Report only the number of lines in the records that contain the word "para".
## start Dataset content
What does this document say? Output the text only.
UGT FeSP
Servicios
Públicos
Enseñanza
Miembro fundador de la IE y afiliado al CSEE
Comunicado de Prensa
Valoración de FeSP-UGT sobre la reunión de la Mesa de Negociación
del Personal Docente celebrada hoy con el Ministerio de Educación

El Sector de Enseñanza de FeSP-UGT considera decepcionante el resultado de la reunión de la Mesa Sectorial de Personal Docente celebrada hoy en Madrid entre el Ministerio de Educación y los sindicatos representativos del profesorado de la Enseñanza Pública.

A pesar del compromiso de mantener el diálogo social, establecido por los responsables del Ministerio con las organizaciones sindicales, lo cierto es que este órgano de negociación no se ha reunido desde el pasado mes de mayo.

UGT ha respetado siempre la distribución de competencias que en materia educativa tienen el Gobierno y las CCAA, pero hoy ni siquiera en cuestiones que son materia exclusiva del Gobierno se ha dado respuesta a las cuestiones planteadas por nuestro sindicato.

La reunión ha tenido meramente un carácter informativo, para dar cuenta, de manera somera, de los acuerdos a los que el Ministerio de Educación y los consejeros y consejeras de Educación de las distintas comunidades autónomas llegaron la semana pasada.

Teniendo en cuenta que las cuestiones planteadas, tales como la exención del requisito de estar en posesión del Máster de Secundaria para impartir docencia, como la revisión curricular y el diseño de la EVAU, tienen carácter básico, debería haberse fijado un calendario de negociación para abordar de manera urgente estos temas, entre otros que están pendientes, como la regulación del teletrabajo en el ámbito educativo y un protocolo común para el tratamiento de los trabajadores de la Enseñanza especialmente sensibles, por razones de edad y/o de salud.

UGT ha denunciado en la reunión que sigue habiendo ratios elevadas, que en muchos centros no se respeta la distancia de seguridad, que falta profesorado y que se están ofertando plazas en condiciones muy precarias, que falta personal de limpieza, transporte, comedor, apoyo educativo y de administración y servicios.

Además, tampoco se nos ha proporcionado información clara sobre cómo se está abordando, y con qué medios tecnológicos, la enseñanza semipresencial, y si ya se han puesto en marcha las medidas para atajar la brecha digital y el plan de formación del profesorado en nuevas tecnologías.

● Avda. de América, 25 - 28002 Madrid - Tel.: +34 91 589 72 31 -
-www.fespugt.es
## end Dataset content
## start Dataset content
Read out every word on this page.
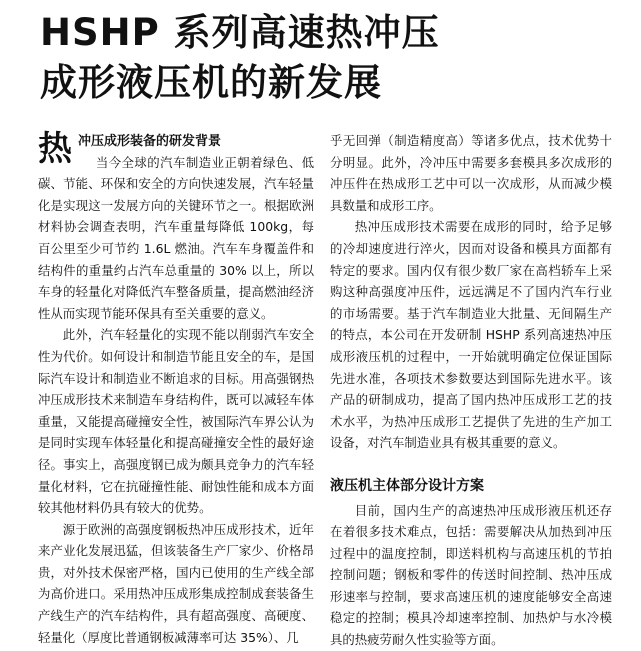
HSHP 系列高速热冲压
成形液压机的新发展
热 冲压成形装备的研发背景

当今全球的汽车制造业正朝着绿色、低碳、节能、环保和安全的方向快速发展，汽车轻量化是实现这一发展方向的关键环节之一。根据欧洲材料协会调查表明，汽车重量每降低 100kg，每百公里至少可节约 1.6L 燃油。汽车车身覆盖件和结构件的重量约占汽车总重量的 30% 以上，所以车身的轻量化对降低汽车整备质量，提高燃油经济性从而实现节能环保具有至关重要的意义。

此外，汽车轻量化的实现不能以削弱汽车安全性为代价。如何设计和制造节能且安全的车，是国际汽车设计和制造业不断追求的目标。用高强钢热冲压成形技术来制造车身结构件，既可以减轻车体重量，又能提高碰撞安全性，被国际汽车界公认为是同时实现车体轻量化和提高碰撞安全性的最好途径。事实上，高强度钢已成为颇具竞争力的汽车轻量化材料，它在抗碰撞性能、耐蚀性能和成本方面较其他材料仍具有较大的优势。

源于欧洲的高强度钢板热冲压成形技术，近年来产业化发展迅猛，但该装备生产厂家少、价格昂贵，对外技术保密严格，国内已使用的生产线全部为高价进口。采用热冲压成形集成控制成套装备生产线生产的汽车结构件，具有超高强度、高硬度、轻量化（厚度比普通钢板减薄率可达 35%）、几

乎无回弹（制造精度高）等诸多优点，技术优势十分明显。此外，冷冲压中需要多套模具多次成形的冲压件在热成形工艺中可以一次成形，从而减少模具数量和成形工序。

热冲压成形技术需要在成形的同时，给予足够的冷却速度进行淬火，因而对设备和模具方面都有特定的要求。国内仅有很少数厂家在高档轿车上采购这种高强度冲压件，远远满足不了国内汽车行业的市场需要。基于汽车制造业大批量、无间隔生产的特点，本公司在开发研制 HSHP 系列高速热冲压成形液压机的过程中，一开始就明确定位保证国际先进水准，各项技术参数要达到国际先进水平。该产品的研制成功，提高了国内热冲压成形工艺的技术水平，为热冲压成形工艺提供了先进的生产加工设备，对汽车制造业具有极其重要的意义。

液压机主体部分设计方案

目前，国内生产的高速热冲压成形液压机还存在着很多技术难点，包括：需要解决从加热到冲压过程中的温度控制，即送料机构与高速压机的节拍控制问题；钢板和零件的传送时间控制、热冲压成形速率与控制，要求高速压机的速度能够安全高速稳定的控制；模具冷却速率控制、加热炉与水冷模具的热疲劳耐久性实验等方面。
## end Dataset content
Written answer:
3